▶ _Instructions for the task_: Output each line of the material exactly as it stands.

▶ _Data excerpts_:
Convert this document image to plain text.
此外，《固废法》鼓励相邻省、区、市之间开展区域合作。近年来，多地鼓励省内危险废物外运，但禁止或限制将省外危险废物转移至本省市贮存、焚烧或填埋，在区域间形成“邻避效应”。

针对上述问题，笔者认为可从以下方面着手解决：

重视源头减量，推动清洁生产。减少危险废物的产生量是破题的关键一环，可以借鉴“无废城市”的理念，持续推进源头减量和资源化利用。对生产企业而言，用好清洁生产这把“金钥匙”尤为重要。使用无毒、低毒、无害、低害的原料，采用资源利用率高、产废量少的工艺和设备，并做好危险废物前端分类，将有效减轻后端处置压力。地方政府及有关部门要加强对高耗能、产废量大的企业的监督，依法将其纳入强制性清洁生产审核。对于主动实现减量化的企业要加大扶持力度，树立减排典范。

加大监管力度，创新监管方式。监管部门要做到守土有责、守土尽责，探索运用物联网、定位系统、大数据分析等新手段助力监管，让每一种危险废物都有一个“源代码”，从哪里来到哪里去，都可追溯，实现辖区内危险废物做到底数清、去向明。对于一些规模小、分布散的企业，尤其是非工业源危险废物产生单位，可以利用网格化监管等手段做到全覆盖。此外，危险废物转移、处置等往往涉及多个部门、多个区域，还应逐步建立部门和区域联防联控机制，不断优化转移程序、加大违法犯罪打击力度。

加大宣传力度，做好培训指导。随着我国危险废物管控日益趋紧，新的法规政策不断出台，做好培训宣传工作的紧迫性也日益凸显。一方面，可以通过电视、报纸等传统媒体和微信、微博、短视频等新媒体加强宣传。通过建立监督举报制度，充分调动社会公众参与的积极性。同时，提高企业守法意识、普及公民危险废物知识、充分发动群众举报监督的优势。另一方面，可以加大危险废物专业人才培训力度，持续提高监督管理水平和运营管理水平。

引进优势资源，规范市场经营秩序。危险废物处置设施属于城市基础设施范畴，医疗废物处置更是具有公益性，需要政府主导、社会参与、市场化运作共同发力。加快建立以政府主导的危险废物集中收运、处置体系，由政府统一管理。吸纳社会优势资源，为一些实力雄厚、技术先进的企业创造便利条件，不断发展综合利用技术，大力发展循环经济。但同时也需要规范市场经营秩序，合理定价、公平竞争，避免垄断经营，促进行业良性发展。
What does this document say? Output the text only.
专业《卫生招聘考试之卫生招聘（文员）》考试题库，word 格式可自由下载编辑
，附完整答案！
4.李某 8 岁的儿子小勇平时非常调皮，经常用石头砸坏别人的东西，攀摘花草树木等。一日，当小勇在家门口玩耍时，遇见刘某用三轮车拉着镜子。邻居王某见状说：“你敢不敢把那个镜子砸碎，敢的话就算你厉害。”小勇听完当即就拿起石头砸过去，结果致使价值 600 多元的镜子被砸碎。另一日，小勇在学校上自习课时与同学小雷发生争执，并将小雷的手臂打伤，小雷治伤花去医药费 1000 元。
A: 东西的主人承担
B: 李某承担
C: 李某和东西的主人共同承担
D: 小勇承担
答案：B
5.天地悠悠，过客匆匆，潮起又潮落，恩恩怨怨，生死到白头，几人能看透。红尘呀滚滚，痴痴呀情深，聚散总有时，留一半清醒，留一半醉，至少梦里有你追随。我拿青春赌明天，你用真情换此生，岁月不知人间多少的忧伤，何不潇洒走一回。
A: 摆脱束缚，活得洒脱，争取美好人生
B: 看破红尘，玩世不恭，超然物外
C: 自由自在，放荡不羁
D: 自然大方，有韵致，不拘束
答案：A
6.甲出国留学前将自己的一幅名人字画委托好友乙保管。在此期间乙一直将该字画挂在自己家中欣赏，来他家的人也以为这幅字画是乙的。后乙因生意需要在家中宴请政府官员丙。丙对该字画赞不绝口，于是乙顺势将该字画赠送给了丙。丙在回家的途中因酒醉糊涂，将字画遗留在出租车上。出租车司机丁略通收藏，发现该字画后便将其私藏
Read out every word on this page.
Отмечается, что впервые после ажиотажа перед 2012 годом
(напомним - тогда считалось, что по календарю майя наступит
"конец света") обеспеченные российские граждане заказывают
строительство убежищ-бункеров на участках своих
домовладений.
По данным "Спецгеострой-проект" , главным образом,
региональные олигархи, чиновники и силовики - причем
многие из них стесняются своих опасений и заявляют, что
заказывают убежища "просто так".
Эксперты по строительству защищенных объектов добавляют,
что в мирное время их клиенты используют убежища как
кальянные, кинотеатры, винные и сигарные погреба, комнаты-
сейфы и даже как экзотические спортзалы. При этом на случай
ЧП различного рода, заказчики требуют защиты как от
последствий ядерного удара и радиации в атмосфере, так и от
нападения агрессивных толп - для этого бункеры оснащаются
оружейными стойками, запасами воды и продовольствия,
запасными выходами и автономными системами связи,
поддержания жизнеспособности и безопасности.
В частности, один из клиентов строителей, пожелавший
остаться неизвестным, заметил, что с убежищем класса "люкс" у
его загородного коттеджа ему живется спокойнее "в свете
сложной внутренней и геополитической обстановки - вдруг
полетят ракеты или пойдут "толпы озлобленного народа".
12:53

▶ _The result_:
Convert this document image to plain text.
此外，《固废法》鼓励相邻省、区、市之间开展区域合作。近年来，多地鼓励省内危险废物外运，但禁止或限制将省外危险废物转移至本省市贮存、焚烧或填埋，在区域间形成“邻避效应”。

针对上述问题，笔者认为可从以下方面着手解决：

重视源头减量，推动清洁生产。减少危险废物的产生量是破题的关键一环，可以借鉴“无废城市”的理念，持续推进源头减量和资源化利用。对生产企业而言，用好清洁生产这把“金钥匙”尤为重要。使用无毒、低毒、无害、低害的原料，采用资源利用率高、产废量少的工艺和设备，并做好危险废物前端分类，将有效减轻后端处置压力。地方政府及有关部门要加强对高耗能、产废量大的企业的监督，依法将其纳入强制性清洁生产审核。对于主动实现减量化的企业要加大扶持力度，树立减排典范。

加大监管力度，创新监管方式。监管部门要做到守土有责、守土尽责，探索运用物联网、定位系统、大数据分析等新手段助力监管，让每一种危险废物都有一个“源代码”，从哪里来到哪里去，都可追溯，实现辖区内危险废物做到底数清、去向明。对于一些规模小、分布散的企业，尤其是非工业源危险废物产生单位，可以利用网格化监管等手段做到全覆盖。此外，危险废物转移、处置等往往涉及多个部门、多个区域，还应逐步建立部门和区域联防联控机制，不断优化转移程序、加大违法犯罪打击力度。

加大宣传力度，做好培训指导。随着我国危险废物管控日益趋紧，新的法规政策不断出台，做好培训宣传工作的紧迫性也日益凸显。一方面，可以通过电视、报纸等传统媒体和微信、微博、短视频等新媒体加强宣传。通过建立监督举报制度，充分调动社会公众参与的积极性。同时，提高企业守法意识、普及公民危险废物知识、充分发动群众举报监督的优势。另一方面，可以加大危险废物专业人才培训力度，持续提高监督管理水平和运营管理水平。

引进优势资源，规范市场经营秩序。危险废物处置设施属于城市基础设施范畴，医疗废物处置更是具有公益性，需要政府主导、社会参与、市场化运作共同发力。加快建立以政府主导的危险废物集中收运、处置体系，由政府统一管理。吸纳社会优势资源，为一些实力雄厚、技术先进的企业创造便利条件，不断发展综合利用技术，大力发展循环经济。但同时也需要规范市场经营秩序，合理定价、公平竞争，避免垄断经营，促进行业良性发展。
What does this document say? Output the text only.
专业《卫生招聘考试之卫生招聘（文员）》考试题库，word 格式可自由下载编辑
，附完整答案！
4.李某 8 岁的儿子小勇平时非常调皮，经常用石头砸坏别人的东西，攀摘花草树木等。一日，当小勇在家门口玩耍时，遇见刘某用三轮车拉着镜子。邻居王某见状说：“你敢不敢把那个镜子砸碎，敢的话就算你厉害。”小勇听完当即就拿起石头砸过去，结果致使价值 600 多元的镜子被砸碎。另一日，小勇在学校上自习课时与同学小雷发生争执，并将小雷的手臂打伤，小雷治伤花去医药费 1000 元。
A: 东西的主人承担
B: 李某承担
C: 李某和东西的主人共同承担
D: 小勇承担
答案：B
5.天地悠悠，过客匆匆，潮起又潮落，恩恩怨怨，生死到白头，几人能看透。红尘呀滚滚，痴痴呀情深，聚散总有时，留一半清醒，留一半醉，至少梦里有你追随。我拿青春赌明天，你用真情换此生，岁月不知人间多少的忧伤，何不潇洒走一回。
A: 摆脱束缚，活得洒脱，争取美好人生
B: 看破红尘，玩世不恭，超然物外
C: 自由自在，放荡不羁
D: 自然大方，有韵致，不拘束
答案：A
6.甲出国留学前将自己的一幅名人字画委托好友乙保管。在此期间乙一直将该字画挂在自己家中欣赏，来他家的人也以为这幅字画是乙的。后乙因生意需要在家中宴请政府官员丙。丙对该字画赞不绝口，于是乙顺势将该字画赠送给了丙。丙在回家的途中因酒醉糊涂，将字画遗留在出租车上。出租车司机丁略通收藏，发现该字画后便将其私藏
Read out every word on this page.
Отмечается, что впервые после ажиотажа перед 2012 годом
(напомним - тогда считалось, что по календарю майя наступит
"конец света") обеспеченные российские граждане заказывают
строительство убежищ-бункеров на участках своих
домовладений.
По данным "Спецгеострой-проект" , главным образом,
региональные олигархи, чиновники и силовики - причем
многие из них стесняются своих опасений и заявляют, что
заказывают убежища "просто так".
Эксперты по строительству защищенных объектов добавляют,
что в мирное время их клиенты используют убежища как
кальянные, кинотеатры, винные и сигарные погреба, комнаты-
сейфы и даже как экзотические спортзалы. При этом на случай
ЧП различного рода, заказчики требуют защиты как от
последствий ядерного удара и радиации в атмосфере, так и от
нападения агрессивных толп - для этого бункеры оснащаются
оружейными стойками, запасами воды и продовольствия,
запасными выходами и автономными системами связи,
поддержания жизнеспособности и безопасности.
В частности, один из клиентов строителей, пожелавший
остаться неизвестным, заметил, что с убежищем класса "люкс" у
его загородного коттеджа ему живется спокойнее "в свете
сложной внутренней и геополитической обстановки - вдруг
полетят ракеты или пойдут "толпы озлобленного народа".
12:53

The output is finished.